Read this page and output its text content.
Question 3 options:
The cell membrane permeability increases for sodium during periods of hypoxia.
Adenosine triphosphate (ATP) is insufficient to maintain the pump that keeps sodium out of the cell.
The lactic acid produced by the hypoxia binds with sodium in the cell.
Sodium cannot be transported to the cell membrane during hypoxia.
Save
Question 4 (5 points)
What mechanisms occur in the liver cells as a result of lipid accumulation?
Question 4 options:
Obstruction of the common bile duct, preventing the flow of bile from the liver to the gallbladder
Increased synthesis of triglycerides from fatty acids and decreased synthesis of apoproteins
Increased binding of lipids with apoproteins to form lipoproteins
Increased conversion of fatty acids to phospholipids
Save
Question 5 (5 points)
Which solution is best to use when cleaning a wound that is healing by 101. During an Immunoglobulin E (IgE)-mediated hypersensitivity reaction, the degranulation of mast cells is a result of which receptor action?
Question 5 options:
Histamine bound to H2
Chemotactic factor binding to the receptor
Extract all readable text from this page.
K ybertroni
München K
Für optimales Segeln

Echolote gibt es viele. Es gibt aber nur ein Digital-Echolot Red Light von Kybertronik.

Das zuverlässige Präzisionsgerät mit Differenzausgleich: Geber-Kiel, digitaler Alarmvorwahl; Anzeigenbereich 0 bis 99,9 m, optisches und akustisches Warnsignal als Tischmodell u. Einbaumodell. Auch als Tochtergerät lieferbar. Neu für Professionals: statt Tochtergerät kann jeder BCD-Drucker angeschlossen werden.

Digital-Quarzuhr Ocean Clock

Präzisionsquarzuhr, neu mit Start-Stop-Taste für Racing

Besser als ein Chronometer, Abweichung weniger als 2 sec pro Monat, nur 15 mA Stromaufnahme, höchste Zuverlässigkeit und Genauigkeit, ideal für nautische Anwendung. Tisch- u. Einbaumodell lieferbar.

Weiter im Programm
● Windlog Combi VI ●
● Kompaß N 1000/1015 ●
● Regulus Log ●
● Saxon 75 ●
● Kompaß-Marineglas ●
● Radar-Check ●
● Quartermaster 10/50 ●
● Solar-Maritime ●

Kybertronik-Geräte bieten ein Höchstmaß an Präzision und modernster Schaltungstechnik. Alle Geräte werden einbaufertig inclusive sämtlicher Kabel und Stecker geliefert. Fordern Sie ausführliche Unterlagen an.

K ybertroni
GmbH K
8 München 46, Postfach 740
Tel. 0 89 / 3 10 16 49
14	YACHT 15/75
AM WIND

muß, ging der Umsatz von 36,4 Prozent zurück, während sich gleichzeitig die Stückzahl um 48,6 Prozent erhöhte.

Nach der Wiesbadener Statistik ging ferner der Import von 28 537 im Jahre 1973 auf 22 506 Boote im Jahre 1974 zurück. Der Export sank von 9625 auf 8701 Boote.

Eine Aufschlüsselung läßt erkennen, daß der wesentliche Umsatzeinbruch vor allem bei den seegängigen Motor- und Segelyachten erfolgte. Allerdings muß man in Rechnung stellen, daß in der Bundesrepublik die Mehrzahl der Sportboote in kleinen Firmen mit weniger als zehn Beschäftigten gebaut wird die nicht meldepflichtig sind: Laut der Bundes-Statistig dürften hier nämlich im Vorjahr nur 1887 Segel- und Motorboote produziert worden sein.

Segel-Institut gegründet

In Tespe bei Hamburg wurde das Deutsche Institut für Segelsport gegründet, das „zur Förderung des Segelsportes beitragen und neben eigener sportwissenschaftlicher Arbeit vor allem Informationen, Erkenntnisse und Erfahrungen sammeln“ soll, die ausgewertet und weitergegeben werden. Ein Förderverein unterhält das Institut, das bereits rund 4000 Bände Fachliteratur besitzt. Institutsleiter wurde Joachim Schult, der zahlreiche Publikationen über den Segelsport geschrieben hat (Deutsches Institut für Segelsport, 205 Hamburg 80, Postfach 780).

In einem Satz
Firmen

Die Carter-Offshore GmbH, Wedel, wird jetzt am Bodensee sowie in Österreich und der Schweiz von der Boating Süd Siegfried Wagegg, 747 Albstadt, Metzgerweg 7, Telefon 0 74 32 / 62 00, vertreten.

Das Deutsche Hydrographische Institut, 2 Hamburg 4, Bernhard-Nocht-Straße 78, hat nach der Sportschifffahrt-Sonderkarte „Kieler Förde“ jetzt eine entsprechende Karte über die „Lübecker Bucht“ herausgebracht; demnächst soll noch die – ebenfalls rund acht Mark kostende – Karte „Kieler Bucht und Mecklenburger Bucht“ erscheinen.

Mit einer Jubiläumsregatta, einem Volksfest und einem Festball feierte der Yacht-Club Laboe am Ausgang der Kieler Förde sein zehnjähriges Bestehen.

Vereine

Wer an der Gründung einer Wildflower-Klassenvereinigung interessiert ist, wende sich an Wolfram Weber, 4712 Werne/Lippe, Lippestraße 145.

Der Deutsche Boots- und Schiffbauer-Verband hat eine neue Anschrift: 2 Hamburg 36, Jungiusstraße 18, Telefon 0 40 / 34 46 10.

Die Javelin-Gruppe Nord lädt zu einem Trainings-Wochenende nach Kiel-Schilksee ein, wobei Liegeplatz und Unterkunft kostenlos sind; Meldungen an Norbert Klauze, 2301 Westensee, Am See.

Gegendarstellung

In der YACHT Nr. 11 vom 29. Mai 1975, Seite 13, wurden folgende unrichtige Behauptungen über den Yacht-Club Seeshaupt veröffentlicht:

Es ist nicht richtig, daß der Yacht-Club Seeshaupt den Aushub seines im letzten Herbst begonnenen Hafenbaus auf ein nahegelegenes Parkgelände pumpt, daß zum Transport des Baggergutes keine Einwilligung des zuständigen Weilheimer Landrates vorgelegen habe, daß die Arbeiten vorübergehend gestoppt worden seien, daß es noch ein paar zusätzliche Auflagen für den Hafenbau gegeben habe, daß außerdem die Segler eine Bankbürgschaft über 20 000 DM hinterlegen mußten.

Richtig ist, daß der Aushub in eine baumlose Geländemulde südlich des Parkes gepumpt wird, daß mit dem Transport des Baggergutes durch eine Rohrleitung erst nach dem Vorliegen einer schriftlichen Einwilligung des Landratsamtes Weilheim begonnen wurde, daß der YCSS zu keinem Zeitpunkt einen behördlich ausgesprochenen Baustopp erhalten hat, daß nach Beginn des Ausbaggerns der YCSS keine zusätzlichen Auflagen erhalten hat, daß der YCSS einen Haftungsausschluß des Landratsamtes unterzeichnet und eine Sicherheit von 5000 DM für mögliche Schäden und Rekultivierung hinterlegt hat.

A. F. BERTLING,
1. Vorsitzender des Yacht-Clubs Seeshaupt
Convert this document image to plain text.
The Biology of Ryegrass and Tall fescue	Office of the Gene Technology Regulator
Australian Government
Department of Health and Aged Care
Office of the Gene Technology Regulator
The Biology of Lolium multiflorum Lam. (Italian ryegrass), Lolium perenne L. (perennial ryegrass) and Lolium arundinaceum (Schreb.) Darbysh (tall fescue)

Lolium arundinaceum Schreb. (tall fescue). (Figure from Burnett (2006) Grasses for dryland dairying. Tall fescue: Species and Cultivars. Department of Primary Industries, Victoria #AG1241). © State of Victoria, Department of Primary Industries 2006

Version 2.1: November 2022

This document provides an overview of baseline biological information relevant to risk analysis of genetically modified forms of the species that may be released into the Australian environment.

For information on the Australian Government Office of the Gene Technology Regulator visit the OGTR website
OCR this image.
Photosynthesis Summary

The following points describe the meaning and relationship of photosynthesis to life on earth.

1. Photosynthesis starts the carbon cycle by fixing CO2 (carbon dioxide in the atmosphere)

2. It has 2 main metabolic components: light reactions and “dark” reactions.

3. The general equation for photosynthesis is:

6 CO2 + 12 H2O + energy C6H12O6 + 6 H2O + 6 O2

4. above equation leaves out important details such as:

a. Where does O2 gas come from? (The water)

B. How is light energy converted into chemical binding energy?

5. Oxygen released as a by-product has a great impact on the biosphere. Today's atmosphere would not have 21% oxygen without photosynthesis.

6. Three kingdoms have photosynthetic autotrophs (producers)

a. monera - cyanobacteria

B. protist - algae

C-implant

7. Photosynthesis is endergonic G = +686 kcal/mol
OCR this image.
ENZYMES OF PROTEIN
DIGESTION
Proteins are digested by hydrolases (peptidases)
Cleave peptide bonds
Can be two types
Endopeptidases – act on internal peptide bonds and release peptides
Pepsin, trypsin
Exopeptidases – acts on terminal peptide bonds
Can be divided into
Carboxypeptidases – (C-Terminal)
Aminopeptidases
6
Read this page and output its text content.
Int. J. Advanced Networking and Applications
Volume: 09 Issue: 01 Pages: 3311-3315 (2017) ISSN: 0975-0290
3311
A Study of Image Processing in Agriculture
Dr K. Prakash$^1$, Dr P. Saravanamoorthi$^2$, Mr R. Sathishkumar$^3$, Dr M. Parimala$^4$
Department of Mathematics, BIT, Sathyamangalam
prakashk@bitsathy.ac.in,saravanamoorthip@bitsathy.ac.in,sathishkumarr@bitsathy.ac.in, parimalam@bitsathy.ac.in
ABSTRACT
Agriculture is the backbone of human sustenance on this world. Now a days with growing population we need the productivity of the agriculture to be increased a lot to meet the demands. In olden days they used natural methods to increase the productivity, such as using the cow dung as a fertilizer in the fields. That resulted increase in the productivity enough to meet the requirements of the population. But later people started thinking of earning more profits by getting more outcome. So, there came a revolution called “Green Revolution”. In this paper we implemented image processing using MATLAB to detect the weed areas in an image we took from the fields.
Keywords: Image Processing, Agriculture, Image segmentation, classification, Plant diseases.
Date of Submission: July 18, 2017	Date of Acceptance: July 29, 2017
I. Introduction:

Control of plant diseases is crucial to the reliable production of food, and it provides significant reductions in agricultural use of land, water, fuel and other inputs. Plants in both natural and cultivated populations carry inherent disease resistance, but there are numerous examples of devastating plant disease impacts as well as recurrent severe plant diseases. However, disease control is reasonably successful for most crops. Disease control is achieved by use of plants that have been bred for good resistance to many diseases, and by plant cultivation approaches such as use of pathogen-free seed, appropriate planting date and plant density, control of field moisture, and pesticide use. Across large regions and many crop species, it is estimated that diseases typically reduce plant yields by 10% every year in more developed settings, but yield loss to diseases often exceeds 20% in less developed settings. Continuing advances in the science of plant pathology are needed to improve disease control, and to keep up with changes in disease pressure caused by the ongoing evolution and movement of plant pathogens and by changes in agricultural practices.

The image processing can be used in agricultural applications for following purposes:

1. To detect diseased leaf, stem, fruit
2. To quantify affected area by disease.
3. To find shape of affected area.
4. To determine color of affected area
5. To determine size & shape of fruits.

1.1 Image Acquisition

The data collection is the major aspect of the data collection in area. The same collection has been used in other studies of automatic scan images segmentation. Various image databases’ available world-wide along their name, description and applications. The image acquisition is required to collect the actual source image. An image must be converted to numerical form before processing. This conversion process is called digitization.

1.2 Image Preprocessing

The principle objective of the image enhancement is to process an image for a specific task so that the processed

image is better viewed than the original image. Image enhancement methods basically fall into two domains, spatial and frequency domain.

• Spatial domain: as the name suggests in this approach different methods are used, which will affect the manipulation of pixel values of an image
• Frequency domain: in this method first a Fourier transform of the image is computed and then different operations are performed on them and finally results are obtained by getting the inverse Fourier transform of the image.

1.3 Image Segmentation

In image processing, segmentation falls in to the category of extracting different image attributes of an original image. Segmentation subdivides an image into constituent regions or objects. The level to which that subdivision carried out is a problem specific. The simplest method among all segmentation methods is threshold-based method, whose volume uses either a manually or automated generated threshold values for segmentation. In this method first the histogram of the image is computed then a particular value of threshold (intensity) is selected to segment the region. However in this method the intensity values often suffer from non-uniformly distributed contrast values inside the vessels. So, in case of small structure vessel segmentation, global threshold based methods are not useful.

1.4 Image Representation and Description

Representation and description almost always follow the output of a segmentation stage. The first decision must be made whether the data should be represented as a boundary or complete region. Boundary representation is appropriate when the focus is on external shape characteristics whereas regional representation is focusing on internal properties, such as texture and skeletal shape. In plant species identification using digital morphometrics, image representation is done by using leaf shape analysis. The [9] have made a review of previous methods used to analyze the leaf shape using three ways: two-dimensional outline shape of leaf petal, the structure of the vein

________________________

* Your goal:
A line qualifies when it holds the word "membrane"; report all qualifying lines from the records above.

* Exercise response:
The cell membrane permeability increases for sodium during periods of hypoxia.
Sodium cannot be transported to the cell membrane during hypoxia.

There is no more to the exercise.